■ GIVEN TASK A
Name every module or class that the import lines at the top of the scraper file bring in, one per line.
■ GIVEN TASK B
From the scraper file, output everything from "# Original Scraper" down to "list of languages.", character for character.
■ GIVEN TASK C
In the scraper file, what is the path of the CSV file that gets loaded into glottolog_info?
___ SOURCE ___
# Original Scraper File
Before realizing that Glottolog provides a link to the relevant Wikipedia page for a given language, I began writing my web scraper to obtain information from the language pages listed in Wikipedia's https://en.wikipedia.org/wiki/List_of_language_names page. This page provides a list of commonly known languages and their links, but does not provide pages for a complete list of languages. 

In [3]:
import pandas as pd 
import requests
import unicodedata
from tqdm import tqdm
from bs4 import BeautifulSoup

In [5]:
# Links to the pages for each language, scraped from Wikipedia:
    # def get_links(): 
    #     response = requests.get('https://en.wikipedia.org/wiki/List_of_language_names')
    #     soup = BeautifulSoup(response.content, 'html.parser')
    #     links = soup.find_all('a')
    #     # links = [link.get('href') for link in links if (link.get('title') is not None) and ('language' in link.get('title'))]
    #     links = [link.get('href') for link in links if (link.get('title') is not None)]
    #     # links = [link for link in links if link.endswith('_language')]
    #     links = ["https://en.wikipedia.org"+link for link in links]
    #     return links

#Updated Solution: Links to the pages for each language, scraped from Glottolog: 
glottolog_info = pd.read_csv('../csv_files/glottolog_data.csv')

In [6]:
# The following function finds the index of the headers in the infobox of the Wikipedia page for a given language, allowing 
# us to extract the information we need from the page using the headers as keys.

def find_index_of_headers(url):
    response        = requests.get(url)
    content         = response.content
    parser          = BeautifulSoup(content, 'html.parser')
    table           = parser.find('table', {'class': 'infobox'})
    included_headers = {}
    
    for i in range(0, len(table.find_all('th', {'class': 'infobox-label'}))):
        included_headers[unicodedata.normalize('NFKD', table.find_all('th', {'class': 'infobox-label'}).__getitem__(i).getText())] = i
    return included_headers


urls = glottolog_info['Wikipedia_Url'].astype(str)
___ DATA EXTRACT ___
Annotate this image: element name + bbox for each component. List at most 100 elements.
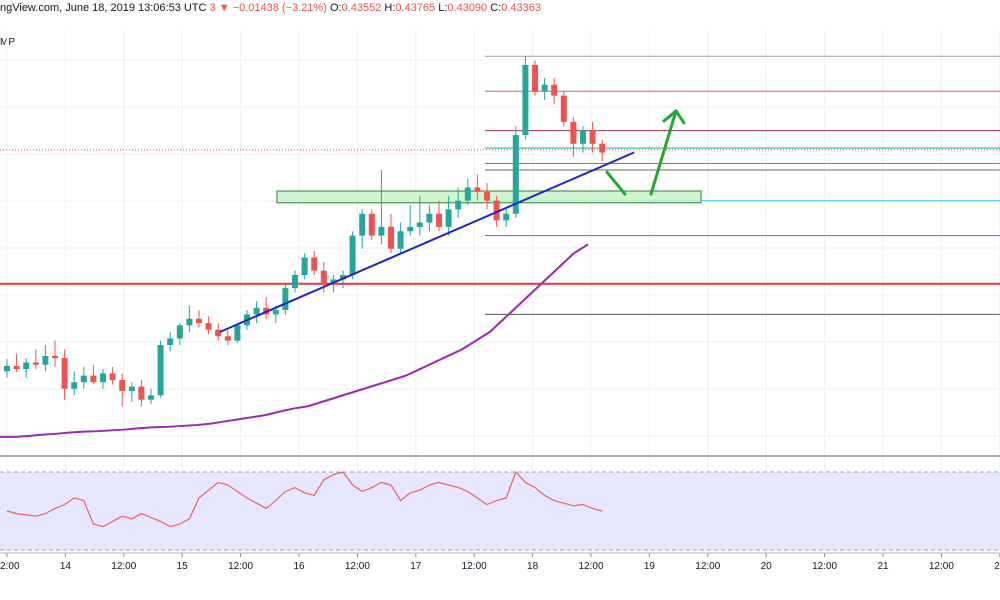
___
___ DATA EXTRACT ___
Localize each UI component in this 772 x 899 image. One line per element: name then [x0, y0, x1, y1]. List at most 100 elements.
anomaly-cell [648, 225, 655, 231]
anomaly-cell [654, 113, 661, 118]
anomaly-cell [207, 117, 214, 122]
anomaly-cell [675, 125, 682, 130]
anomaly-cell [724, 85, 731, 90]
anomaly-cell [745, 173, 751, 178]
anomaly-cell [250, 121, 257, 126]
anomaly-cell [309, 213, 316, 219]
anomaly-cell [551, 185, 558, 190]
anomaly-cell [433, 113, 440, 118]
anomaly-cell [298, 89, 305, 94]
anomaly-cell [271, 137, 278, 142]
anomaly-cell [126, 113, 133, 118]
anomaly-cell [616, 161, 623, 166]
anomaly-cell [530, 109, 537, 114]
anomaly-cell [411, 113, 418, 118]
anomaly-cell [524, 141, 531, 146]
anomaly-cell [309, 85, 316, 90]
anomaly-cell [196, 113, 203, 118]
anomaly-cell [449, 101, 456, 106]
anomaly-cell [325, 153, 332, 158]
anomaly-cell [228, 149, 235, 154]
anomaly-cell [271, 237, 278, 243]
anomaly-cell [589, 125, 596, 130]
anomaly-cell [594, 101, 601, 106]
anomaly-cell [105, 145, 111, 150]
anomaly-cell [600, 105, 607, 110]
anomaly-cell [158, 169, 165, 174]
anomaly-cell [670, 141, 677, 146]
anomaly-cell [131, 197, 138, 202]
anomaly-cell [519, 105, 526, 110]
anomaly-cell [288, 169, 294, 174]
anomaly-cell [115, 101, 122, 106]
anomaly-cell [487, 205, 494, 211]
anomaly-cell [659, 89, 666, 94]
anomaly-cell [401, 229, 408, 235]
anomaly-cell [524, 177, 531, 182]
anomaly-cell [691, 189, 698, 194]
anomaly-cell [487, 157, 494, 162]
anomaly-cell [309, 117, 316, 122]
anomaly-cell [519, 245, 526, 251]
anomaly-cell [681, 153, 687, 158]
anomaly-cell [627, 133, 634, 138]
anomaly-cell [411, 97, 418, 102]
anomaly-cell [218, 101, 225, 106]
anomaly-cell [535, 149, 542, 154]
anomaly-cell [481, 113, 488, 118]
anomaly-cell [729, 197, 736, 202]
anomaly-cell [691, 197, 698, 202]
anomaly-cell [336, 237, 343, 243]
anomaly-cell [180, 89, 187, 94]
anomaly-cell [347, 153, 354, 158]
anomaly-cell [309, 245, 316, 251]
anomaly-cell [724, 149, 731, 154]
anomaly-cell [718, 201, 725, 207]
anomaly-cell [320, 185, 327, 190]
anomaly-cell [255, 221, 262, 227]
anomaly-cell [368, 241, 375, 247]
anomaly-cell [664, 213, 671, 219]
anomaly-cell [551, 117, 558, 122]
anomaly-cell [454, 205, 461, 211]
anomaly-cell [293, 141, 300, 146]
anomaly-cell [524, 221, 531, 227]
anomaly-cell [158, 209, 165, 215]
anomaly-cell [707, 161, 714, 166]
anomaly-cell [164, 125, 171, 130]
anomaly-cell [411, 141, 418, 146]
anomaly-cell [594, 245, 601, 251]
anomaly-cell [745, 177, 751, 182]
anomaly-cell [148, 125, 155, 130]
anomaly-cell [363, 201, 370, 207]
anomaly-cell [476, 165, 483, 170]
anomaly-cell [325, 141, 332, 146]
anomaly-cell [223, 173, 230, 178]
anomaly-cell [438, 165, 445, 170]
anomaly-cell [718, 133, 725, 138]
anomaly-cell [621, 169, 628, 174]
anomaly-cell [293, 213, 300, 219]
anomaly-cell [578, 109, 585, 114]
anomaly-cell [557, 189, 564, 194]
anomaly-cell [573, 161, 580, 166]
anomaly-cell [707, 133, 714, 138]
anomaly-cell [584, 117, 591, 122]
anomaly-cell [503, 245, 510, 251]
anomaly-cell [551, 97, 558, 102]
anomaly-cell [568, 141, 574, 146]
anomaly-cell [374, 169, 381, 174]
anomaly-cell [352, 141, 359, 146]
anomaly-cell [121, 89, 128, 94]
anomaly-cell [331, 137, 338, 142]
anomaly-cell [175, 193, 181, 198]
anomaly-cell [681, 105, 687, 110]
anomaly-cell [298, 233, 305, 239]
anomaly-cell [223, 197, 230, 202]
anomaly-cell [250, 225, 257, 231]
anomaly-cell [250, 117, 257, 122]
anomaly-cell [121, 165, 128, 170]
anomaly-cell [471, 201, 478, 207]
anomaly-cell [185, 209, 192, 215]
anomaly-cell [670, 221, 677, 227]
___
___ DATA EXTRACT ___
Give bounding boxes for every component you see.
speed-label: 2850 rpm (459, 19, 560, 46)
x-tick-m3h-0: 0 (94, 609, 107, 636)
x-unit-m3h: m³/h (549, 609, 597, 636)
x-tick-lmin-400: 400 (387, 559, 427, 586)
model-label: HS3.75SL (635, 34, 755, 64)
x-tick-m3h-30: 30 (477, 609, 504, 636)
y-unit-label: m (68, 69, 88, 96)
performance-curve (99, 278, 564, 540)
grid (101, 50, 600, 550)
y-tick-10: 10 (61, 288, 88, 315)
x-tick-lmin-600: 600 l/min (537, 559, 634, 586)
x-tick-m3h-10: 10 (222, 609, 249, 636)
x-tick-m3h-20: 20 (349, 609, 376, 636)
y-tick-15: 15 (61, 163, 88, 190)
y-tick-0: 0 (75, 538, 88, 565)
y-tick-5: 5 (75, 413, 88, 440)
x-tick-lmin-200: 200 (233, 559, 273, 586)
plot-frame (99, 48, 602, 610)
___
■ TASK RESPONSE A
pandas (as pd)
requests
unicodedata
tqdm (from tqdm)
BeautifulSoup (from bs4)

■ TASK RESPONSE B
# Original Scraper File
Before realizing that Glottolog provides a link to the relevant Wikipedia page for a given language, I began writing my web scraper to obtain information from the language pages listed in Wikipedia's https://en.wikipedia.org/wiki/List_of_language_names page. This page provides a list of commonly known languages and their links, but does not provide pages for a complete list of languages.

■ TASK RESPONSE C
'../csv_files/glottolog_data.csv'